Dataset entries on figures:
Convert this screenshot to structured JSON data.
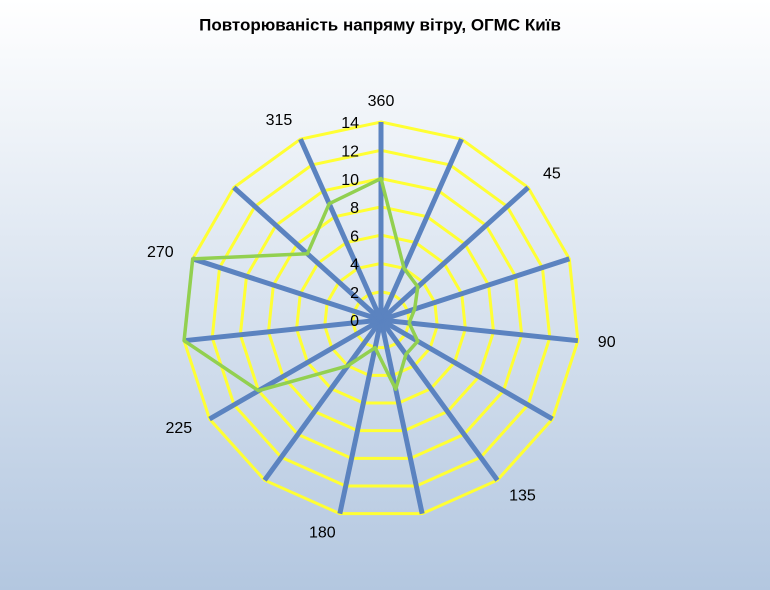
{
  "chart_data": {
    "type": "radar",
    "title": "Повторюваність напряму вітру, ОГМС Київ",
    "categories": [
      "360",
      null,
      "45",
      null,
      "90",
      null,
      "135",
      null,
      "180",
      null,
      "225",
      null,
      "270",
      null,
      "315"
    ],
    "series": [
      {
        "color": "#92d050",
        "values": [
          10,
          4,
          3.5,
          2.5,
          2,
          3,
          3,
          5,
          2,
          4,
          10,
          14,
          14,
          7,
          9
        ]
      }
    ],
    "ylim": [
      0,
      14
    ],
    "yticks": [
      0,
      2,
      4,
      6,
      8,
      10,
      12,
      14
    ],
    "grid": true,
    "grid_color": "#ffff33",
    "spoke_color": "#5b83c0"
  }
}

Directions for this task: Without the pictures, copy the material exactly as given.

Response to the task:
Convert this screenshot to structured JSON data.
{
  "chart_data": {
    "type": "radar",
    "title": "Повторюваність напряму вітру, ОГМС Київ",
    "categories": [
      "360",
      null,
      "45",
      null,
      "90",
      null,
      "135",
      null,
      "180",
      null,
      "225",
      null,
      "270",
      null,
      "315"
    ],
    "series": [
      {
        "color": "#92d050",
        "values": [
          10,
          4,
          3.5,
          2.5,
          2,
          3,
          3,
          5,
          2,
          4,
          10,
          14,
          14,
          7,
          9
        ]
      }
    ],
    "ylim": [
      0,
      14
    ],
    "yticks": [
      0,
      2,
      4,
      6,
      8,
      10,
      12,
      14
    ],
    "grid": true,
    "grid_color": "#ffff33",
    "spoke_color": "#5b83c0"
  }
}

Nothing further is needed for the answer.